## AIM
Print the data exactly as it is given, please.

## EXTRACTED MATERIAL
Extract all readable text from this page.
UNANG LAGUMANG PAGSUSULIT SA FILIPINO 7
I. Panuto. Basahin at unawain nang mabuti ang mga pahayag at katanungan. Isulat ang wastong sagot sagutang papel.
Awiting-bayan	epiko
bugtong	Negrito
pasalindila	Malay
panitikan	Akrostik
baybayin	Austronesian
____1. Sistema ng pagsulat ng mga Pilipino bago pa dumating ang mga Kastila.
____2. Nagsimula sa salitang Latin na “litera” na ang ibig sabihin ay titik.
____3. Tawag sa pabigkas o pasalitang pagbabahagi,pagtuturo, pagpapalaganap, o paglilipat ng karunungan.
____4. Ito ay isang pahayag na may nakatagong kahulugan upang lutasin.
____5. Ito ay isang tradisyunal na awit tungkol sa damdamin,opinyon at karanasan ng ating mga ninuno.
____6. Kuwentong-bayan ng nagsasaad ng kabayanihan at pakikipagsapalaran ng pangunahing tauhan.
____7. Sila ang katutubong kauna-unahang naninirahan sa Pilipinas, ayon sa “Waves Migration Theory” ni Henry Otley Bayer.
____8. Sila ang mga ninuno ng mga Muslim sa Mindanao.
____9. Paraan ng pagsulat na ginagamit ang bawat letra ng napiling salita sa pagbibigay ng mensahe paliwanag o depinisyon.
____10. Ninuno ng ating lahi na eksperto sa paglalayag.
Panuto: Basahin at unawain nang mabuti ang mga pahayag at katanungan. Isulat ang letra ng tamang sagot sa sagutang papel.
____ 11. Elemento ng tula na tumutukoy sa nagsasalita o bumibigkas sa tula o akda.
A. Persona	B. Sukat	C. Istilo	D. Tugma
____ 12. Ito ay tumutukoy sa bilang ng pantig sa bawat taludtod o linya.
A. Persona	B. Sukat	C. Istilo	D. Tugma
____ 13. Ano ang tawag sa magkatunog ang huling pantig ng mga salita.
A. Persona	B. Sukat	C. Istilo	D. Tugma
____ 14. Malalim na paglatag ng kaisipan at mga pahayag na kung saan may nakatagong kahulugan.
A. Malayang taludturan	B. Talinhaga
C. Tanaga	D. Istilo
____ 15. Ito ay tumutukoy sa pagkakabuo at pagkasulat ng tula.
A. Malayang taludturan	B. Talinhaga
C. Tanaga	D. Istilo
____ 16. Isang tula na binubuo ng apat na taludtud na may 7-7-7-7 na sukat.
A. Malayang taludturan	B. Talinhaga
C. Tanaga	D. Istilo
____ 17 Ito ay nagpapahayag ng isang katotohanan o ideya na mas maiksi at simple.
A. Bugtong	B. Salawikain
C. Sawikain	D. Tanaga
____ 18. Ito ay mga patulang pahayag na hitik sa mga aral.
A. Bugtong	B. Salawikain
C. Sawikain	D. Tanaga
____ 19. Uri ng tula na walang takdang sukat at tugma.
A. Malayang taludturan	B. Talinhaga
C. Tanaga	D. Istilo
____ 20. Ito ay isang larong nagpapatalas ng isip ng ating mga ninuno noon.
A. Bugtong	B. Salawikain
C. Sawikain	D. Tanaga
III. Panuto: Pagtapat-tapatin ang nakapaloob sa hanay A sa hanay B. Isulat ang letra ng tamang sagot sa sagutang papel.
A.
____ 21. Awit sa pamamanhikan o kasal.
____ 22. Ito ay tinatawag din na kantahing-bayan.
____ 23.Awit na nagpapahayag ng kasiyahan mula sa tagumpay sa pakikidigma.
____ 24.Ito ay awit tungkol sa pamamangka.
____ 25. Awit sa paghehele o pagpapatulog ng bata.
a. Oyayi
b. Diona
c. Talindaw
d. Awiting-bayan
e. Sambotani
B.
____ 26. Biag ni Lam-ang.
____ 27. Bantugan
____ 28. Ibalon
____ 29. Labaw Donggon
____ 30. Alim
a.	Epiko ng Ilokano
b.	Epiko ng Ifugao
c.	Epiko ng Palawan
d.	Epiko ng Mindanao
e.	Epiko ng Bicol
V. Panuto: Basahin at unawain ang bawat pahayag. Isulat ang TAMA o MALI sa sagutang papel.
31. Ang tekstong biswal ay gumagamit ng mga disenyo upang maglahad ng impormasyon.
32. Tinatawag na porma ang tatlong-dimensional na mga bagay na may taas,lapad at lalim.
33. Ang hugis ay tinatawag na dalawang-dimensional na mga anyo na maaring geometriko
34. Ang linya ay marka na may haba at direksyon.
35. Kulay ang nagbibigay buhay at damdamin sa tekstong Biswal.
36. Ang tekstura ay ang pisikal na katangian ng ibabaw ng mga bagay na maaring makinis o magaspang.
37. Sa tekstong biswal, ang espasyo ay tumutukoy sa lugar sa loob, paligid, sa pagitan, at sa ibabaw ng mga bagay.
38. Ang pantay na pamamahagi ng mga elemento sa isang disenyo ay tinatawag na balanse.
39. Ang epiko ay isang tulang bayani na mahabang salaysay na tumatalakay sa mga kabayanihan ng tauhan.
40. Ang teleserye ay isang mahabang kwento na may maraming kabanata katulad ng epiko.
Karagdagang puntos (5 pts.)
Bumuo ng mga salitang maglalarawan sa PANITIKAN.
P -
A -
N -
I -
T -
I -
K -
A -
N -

## SOLUTION FOR THIS TASK
Extract all readable text from this page.
UNANG LAGUMANG PAGSUSULIT SA FILIPINO 7
I. Panuto. Basahin at unawain nang mabuti ang mga pahayag at katanungan. Isulat ang wastong sagot sagutang papel.
Awiting-bayan	epiko
bugtong	Negrito
pasalindila	Malay
panitikan	Akrostik
baybayin	Austronesian
____1. Sistema ng pagsulat ng mga Pilipino bago pa dumating ang mga Kastila.
____2. Nagsimula sa salitang Latin na “litera” na ang ibig sabihin ay titik.
____3. Tawag sa pabigkas o pasalitang pagbabahagi,pagtuturo, pagpapalaganap, o paglilipat ng karunungan.
____4. Ito ay isang pahayag na may nakatagong kahulugan upang lutasin.
____5. Ito ay isang tradisyunal na awit tungkol sa damdamin,opinyon at karanasan ng ating mga ninuno.
____6. Kuwentong-bayan ng nagsasaad ng kabayanihan at pakikipagsapalaran ng pangunahing tauhan.
____7. Sila ang katutubong kauna-unahang naninirahan sa Pilipinas, ayon sa “Waves Migration Theory” ni Henry Otley Bayer.
____8. Sila ang mga ninuno ng mga Muslim sa Mindanao.
____9. Paraan ng pagsulat na ginagamit ang bawat letra ng napiling salita sa pagbibigay ng mensahe paliwanag o depinisyon.
____10. Ninuno ng ating lahi na eksperto sa paglalayag.
Panuto: Basahin at unawain nang mabuti ang mga pahayag at katanungan. Isulat ang letra ng tamang sagot sa sagutang papel.
____ 11. Elemento ng tula na tumutukoy sa nagsasalita o bumibigkas sa tula o akda.
A. Persona	B. Sukat	C. Istilo	D. Tugma
____ 12. Ito ay tumutukoy sa bilang ng pantig sa bawat taludtod o linya.
A. Persona	B. Sukat	C. Istilo	D. Tugma
____ 13. Ano ang tawag sa magkatunog ang huling pantig ng mga salita.
A. Persona	B. Sukat	C. Istilo	D. Tugma
____ 14. Malalim na paglatag ng kaisipan at mga pahayag na kung saan may nakatagong kahulugan.
A. Malayang taludturan	B. Talinhaga
C. Tanaga	D. Istilo
____ 15. Ito ay tumutukoy sa pagkakabuo at pagkasulat ng tula.
A. Malayang taludturan	B. Talinhaga
C. Tanaga	D. Istilo
____ 16. Isang tula na binubuo ng apat na taludtud na may 7-7-7-7 na sukat.
A. Malayang taludturan	B. Talinhaga
C. Tanaga	D. Istilo
____ 17 Ito ay nagpapahayag ng isang katotohanan o ideya na mas maiksi at simple.
A. Bugtong	B. Salawikain
C. Sawikain	D. Tanaga
____ 18. Ito ay mga patulang pahayag na hitik sa mga aral.
A. Bugtong	B. Salawikain
C. Sawikain	D. Tanaga
____ 19. Uri ng tula na walang takdang sukat at tugma.
A. Malayang taludturan	B. Talinhaga
C. Tanaga	D. Istilo
____ 20. Ito ay isang larong nagpapatalas ng isip ng ating mga ninuno noon.
A. Bugtong	B. Salawikain
C. Sawikain	D. Tanaga
III. Panuto: Pagtapat-tapatin ang nakapaloob sa hanay A sa hanay B. Isulat ang letra ng tamang sagot sa sagutang papel.
A.
____ 21. Awit sa pamamanhikan o kasal.
____ 22. Ito ay tinatawag din na kantahing-bayan.
____ 23.Awit na nagpapahayag ng kasiyahan mula sa tagumpay sa pakikidigma.
____ 24.Ito ay awit tungkol sa pamamangka.
____ 25. Awit sa paghehele o pagpapatulog ng bata.
a. Oyayi
b. Diona
c. Talindaw
d. Awiting-bayan
e. Sambotani
B.
____ 26. Biag ni Lam-ang.
____ 27. Bantugan
____ 28. Ibalon
____ 29. Labaw Donggon
____ 30. Alim
a.	Epiko ng Ilokano
b.	Epiko ng Ifugao
c.	Epiko ng Palawan
d.	Epiko ng Mindanao
e.	Epiko ng Bicol
V. Panuto: Basahin at unawain ang bawat pahayag. Isulat ang TAMA o MALI sa sagutang papel.
31. Ang tekstong biswal ay gumagamit ng mga disenyo upang maglahad ng impormasyon.
32. Tinatawag na porma ang tatlong-dimensional na mga bagay na may taas,lapad at lalim.
33. Ang hugis ay tinatawag na dalawang-dimensional na mga anyo na maaring geometriko
34. Ang linya ay marka na may haba at direksyon.
35. Kulay ang nagbibigay buhay at damdamin sa tekstong Biswal.
36. Ang tekstura ay ang pisikal na katangian ng ibabaw ng mga bagay na maaring makinis o magaspang.
37. Sa tekstong biswal, ang espasyo ay tumutukoy sa lugar sa loob, paligid, sa pagitan, at sa ibabaw ng mga bagay.
38. Ang pantay na pamamahagi ng mga elemento sa isang disenyo ay tinatawag na balanse.
39. Ang epiko ay isang tulang bayani na mahabang salaysay na tumatalakay sa mga kabayanihan ng tauhan.
40. Ang teleserye ay isang mahabang kwento na may maraming kabanata katulad ng epiko.
Karagdagang puntos (5 pts.)
Bumuo ng mga salitang maglalarawan sa PANITIKAN.
P -
A -
N -
I -
T -
I -
K -
A -
N -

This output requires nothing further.